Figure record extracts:
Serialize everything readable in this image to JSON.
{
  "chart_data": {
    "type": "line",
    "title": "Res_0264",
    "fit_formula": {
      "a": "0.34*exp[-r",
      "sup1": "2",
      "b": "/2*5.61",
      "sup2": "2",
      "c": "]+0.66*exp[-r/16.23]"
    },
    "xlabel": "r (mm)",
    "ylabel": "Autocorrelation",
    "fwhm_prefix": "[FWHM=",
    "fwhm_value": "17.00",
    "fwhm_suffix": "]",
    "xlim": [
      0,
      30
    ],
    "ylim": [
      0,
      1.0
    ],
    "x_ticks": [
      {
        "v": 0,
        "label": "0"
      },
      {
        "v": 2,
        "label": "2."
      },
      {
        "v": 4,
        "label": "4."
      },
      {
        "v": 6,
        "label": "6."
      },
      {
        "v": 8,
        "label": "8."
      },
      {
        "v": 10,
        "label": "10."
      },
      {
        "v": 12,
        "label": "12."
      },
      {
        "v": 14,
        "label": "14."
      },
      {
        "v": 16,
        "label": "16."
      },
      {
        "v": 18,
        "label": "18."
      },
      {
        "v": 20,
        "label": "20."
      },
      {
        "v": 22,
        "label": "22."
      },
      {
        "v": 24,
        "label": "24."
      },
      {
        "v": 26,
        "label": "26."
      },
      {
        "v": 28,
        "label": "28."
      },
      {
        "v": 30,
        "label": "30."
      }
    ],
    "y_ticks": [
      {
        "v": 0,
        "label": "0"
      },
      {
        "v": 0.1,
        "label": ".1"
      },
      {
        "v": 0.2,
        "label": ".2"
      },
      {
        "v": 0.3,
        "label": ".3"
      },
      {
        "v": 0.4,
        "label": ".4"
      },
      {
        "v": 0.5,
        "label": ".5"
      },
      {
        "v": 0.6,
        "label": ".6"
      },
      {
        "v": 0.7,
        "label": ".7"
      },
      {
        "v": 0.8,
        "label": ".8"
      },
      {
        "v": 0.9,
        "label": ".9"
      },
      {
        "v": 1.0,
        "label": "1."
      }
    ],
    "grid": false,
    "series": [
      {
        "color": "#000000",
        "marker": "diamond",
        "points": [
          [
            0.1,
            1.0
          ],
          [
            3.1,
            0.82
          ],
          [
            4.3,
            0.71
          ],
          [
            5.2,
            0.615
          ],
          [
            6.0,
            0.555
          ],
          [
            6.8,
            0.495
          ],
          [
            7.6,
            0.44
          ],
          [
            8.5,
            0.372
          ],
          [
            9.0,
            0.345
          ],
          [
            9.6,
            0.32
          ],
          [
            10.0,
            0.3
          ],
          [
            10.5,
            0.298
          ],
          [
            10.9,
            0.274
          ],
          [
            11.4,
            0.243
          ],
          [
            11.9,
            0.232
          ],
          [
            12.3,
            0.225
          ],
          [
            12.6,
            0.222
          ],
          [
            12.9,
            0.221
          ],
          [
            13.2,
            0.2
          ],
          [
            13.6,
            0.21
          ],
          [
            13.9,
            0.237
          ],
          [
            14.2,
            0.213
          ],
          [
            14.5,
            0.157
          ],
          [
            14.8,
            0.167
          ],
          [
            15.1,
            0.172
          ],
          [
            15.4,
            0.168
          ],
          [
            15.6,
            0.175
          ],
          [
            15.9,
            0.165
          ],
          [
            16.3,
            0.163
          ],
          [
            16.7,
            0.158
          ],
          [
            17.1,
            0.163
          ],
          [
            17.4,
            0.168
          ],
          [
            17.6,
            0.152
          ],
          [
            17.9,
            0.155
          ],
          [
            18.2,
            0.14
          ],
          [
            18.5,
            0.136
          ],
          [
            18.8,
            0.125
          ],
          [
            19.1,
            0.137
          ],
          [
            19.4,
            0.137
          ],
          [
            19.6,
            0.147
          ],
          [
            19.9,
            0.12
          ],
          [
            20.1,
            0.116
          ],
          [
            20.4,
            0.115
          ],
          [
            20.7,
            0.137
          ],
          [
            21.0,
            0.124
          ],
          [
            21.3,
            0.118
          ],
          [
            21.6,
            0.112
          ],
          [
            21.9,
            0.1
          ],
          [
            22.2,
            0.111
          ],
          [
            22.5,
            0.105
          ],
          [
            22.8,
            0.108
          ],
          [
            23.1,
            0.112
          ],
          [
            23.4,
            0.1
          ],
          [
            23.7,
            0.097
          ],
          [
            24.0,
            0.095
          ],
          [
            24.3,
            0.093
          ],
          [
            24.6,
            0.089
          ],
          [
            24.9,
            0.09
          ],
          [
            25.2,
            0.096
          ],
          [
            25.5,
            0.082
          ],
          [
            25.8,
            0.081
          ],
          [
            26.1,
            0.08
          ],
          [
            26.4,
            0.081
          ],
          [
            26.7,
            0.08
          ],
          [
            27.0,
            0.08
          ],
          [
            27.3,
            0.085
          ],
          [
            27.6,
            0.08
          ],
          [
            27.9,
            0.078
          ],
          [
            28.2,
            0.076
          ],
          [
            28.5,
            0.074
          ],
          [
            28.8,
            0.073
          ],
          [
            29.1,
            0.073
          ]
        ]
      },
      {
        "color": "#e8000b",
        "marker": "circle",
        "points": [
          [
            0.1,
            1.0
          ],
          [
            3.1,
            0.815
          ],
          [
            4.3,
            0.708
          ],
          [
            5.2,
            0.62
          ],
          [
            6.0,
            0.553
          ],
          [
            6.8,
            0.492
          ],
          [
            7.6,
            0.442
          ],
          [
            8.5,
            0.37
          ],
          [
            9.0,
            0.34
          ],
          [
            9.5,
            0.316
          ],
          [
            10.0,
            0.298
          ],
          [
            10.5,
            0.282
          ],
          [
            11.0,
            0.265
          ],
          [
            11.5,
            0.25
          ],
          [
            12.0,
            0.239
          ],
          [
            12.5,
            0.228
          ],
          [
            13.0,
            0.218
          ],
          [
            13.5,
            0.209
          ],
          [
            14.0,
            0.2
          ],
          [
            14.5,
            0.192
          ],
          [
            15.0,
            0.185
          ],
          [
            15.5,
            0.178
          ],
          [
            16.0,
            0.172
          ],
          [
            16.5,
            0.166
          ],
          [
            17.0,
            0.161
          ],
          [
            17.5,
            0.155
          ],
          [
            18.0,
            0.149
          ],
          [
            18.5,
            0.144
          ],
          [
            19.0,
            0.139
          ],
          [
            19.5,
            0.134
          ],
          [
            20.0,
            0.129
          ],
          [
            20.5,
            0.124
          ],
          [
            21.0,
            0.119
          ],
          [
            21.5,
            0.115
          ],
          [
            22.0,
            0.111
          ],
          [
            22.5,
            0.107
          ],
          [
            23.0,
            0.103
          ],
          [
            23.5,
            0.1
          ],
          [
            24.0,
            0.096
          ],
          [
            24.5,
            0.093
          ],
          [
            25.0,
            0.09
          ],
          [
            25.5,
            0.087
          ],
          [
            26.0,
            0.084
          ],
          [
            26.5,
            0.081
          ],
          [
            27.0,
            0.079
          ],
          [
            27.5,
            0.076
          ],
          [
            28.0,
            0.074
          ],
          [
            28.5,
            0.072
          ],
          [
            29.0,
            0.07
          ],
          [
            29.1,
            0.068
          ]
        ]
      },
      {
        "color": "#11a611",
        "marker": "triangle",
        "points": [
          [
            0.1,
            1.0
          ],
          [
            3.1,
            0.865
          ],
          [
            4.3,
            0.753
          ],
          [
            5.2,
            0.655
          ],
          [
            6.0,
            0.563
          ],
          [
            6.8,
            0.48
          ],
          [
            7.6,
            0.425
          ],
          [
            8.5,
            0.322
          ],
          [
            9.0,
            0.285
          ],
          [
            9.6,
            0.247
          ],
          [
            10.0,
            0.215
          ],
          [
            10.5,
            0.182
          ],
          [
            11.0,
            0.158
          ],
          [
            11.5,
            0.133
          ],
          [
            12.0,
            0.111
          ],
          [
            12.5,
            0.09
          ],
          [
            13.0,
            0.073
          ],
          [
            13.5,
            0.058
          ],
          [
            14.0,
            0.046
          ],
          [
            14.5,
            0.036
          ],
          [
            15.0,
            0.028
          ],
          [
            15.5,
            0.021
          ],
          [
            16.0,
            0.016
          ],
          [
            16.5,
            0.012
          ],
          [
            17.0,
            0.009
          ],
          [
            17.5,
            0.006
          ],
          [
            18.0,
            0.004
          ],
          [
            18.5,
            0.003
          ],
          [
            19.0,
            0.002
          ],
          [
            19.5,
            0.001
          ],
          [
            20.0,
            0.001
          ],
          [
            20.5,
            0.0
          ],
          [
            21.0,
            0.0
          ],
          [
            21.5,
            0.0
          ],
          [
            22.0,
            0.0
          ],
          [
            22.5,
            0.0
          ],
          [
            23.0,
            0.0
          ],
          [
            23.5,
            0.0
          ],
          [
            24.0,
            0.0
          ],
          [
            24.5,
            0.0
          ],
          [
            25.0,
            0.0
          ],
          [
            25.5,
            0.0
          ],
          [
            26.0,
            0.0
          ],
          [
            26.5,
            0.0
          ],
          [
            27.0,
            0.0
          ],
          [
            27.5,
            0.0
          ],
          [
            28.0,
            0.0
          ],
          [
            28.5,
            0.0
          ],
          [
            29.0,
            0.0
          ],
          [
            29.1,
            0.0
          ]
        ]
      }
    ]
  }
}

Stated task: Pick out all lines from the data above in which the word "color" appears.

Answer for the task:
        "color": "#000000",
        "color": "#e8000b",
        "color": "#11a611",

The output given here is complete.